- [EXERCISE MATERIALS]:
::::::::::

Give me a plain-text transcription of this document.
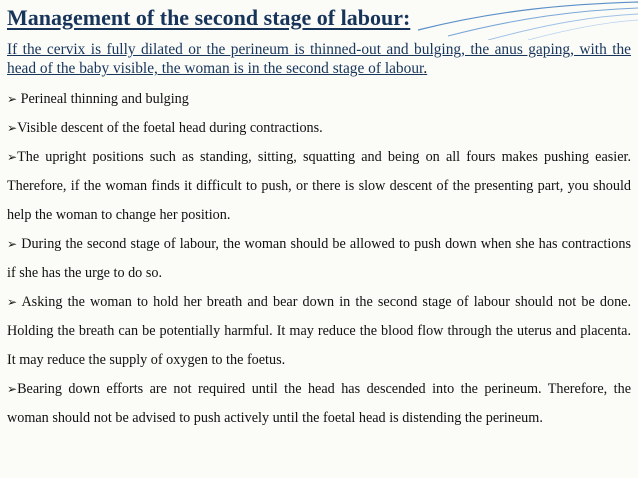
Management of the second stage of labour:
If the cervix is fully dilated or the perineum is thinned-out and bulging, the anus gaping, with the head of the baby visible, the woman is in the second stage of labour.
➢ Perineal thinning and bulging
➢Visible descent of the foetal head during contractions.
➢The upright positions such as standing, sitting, squatting and being on all fours makes pushing easier. Therefore, if the woman finds it difficult to push, or there is slow descent of the presenting part, you should help the woman to change her position.
➢ During the second stage of labour, the woman should be allowed to push down when she has contractions if she has the urge to do so.
➢ Asking the woman to hold her breath and bear down in the second stage of labour should not be done. Holding the breath can be potentially harmful. It may reduce the blood flow through the uterus and placenta. It may reduce the supply of oxygen to the foetus.
➢Bearing down efforts are not required until the head has descended into the perineum. Therefore, the woman should not be advised to push actively until the foetal head is distending the perineum.
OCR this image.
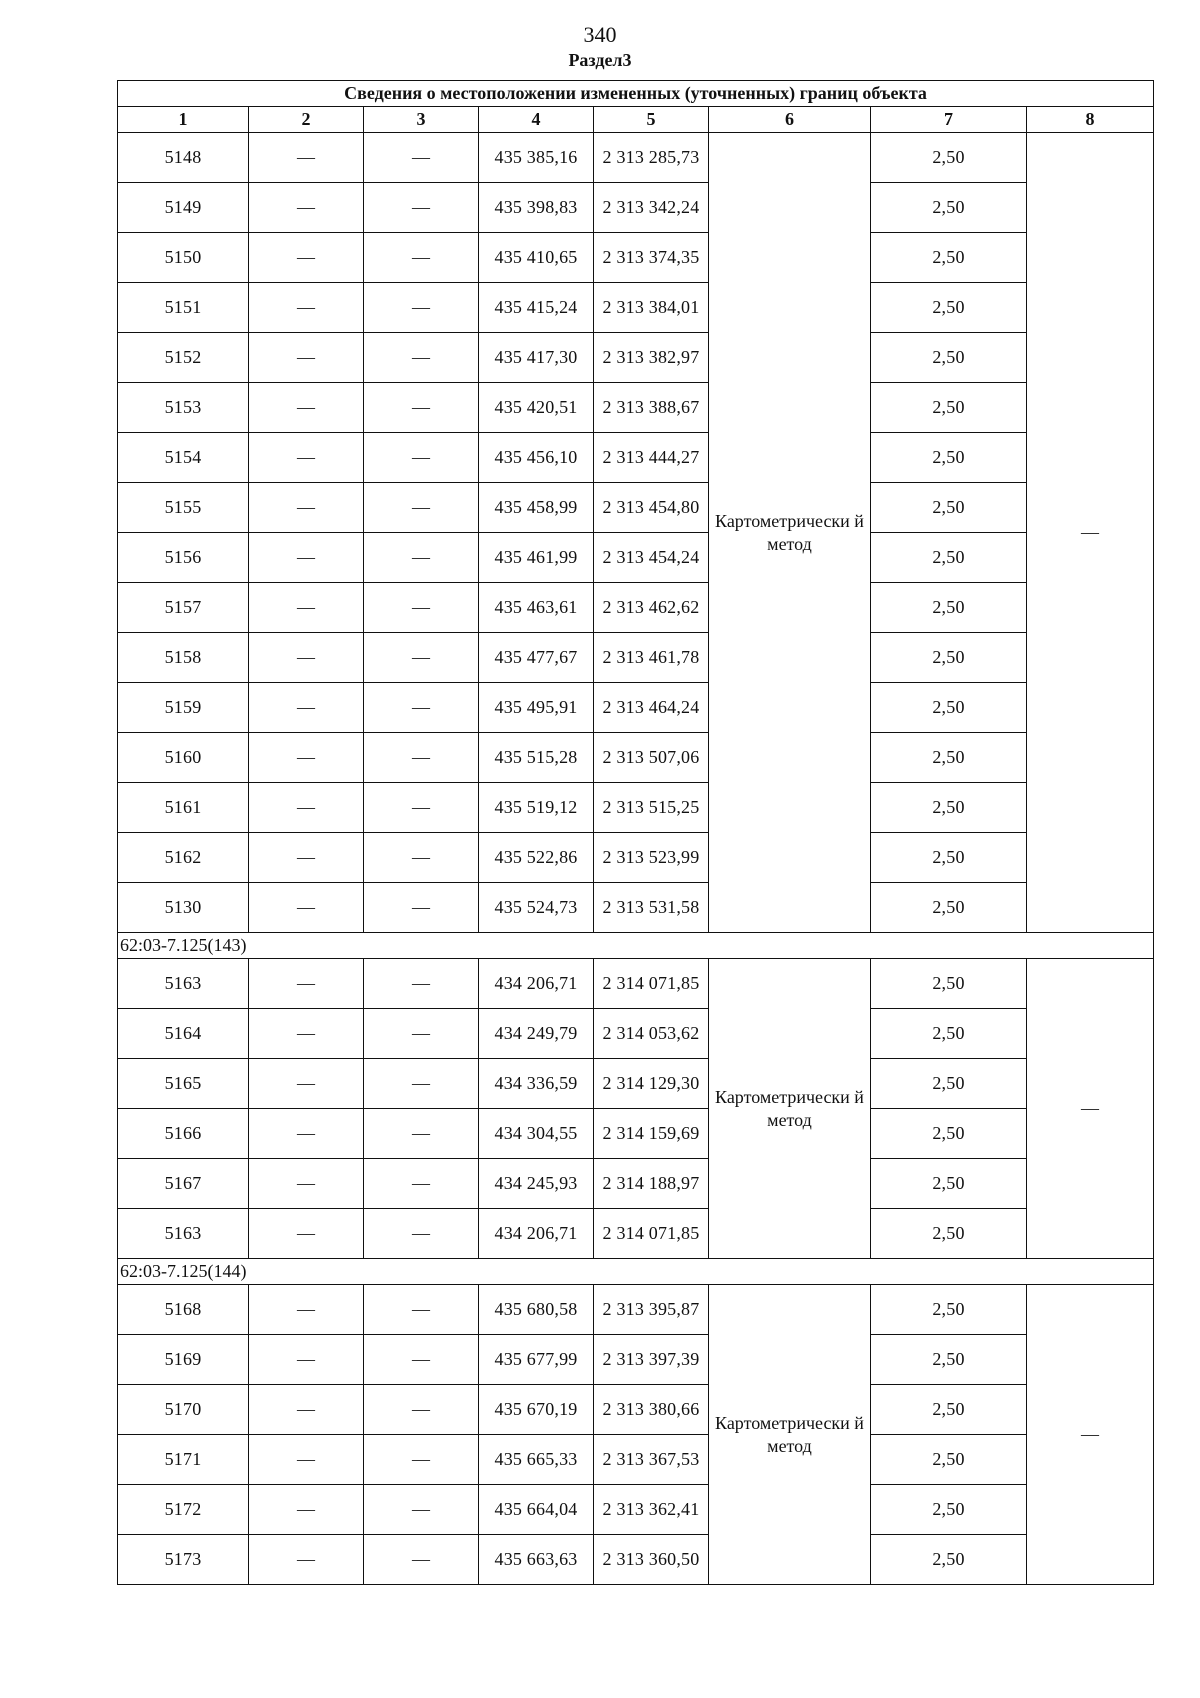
340
Раздел3
Сведения о местоположении измененных (уточненных) границ объекта							
1	2	3	4	5	6	7	8
5148	—	—	435 385,16	2 313 285,73	Картометрически й метод	2,50	—
5149	—	—	435 398,83	2 313 342,24		2,50	
5150	—	—	435 410,65	2 313 374,35		2,50	
5151	—	—	435 415,24	2 313 384,01		2,50	
5152	—	—	435 417,30	2 313 382,97		2,50	
5153	—	—	435 420,51	2 313 388,67		2,50	
5154	—	—	435 456,10	2 313 444,27		2,50	
5155	—	—	435 458,99	2 313 454,80		2,50	
5156	—	—	435 461,99	2 313 454,24		2,50	
5157	—	—	435 463,61	2 313 462,62		2,50	
5158	—	—	435 477,67	2 313 461,78		2,50	
5159	—	—	435 495,91	2 313 464,24		2,50	
5160	—	—	435 515,28	2 313 507,06		2,50	
5161	—	—	435 519,12	2 313 515,25		2,50	
5162	—	—	435 522,86	2 313 523,99		2,50	
5130	—	—	435 524,73	2 313 531,58		2,50	
62:03-7.125(143)							
5163	—	—	434 206,71	2 314 071,85	Картометрически й метод	2,50	—
5164	—	—	434 249,79	2 314 053,62		2,50	
5165	—	—	434 336,59	2 314 129,30		2,50	
5166	—	—	434 304,55	2 314 159,69		2,50	
5167	—	—	434 245,93	2 314 188,97		2,50	
5163	—	—	434 206,71	2 314 071,85		2,50	
62:03-7.125(144)							
5168	—	—	435 680,58	2 313 395,87	Картометрически й метод	2,50	—
5169	—	—	435 677,99	2 313 397,39		2,50	
5170	—	—	435 670,19	2 313 380,66		2,50	
5171	—	—	435 665,33	2 313 367,53		2,50	
5172	—	—	435 664,04	2 313 362,41		2,50	
5173	—	—	435 663,63	2 313 360,50		2,50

::::::::::

Transcribe the listing in full. Omit the pictures and keep every line exact.

Give me a plain-text transcription of this document.
Management of the second stage of labour:
If the cervix is fully dilated or the perineum is thinned-out and bulging, the anus gaping, with the head of the baby visible, the woman is in the second stage of labour.
➢ Perineal thinning and bulging
➢Visible descent of the foetal head during contractions.
➢The upright positions such as standing, sitting, squatting and being on all fours makes pushing easier. Therefore, if the woman finds it difficult to push, or there is slow descent of the presenting part, you should help the woman to change her position.
➢ During the second stage of labour, the woman should be allowed to push down when she has contractions if she has the urge to do so.
➢ Asking the woman to hold her breath and bear down in the second stage of labour should not be done. Holding the breath can be potentially harmful. It may reduce the blood flow through the uterus and placenta. It may reduce the supply of oxygen to the foetus.
➢Bearing down efforts are not required until the head has descended into the perineum. Therefore, the woman should not be advised to push actively until the foetal head is distending the perineum.
OCR this image.
340
Раздел3
Сведения о местоположении измененных (уточненных) границ объекта							
1	2	3	4	5	6	7	8
5148	—	—	435 385,16	2 313 285,73	Картометрически й метод	2,50	—
5149	—	—	435 398,83	2 313 342,24		2,50	
5150	—	—	435 410,65	2 313 374,35		2,50	
5151	—	—	435 415,24	2 313 384,01		2,50	
5152	—	—	435 417,30	2 313 382,97		2,50	
5153	—	—	435 420,51	2 313 388,67		2,50	
5154	—	—	435 456,10	2 313 444,27		2,50	
5155	—	—	435 458,99	2 313 454,80		2,50	
5156	—	—	435 461,99	2 313 454,24		2,50	
5157	—	—	435 463,61	2 313 462,62		2,50	
5158	—	—	435 477,67	2 313 461,78		2,50	
5159	—	—	435 495,91	2 313 464,24		2,50	
5160	—	—	435 515,28	2 313 507,06		2,50	
5161	—	—	435 519,12	2 313 515,25		2,50	
5162	—	—	435 522,86	2 313 523,99		2,50	
5130	—	—	435 524,73	2 313 531,58		2,50	
62:03-7.125(143)							
5163	—	—	434 206,71	2 314 071,85	Картометрически й метод	2,50	—
5164	—	—	434 249,79	2 314 053,62		2,50	
5165	—	—	434 336,59	2 314 129,30		2,50	
5166	—	—	434 304,55	2 314 159,69		2,50	
5167	—	—	434 245,93	2 314 188,97		2,50	
5163	—	—	434 206,71	2 314 071,85		2,50	
62:03-7.125(144)							
5168	—	—	435 680,58	2 313 395,87	Картометрически й метод	2,50	—
5169	—	—	435 677,99	2 313 397,39		2,50	
5170	—	—	435 670,19	2 313 380,66		2,50	
5171	—	—	435 665,33	2 313 367,53		2,50	
5172	—	—	435 664,04	2 313 362,41		2,50	
5173	—	—	435 663,63	2 313 360,50		2,50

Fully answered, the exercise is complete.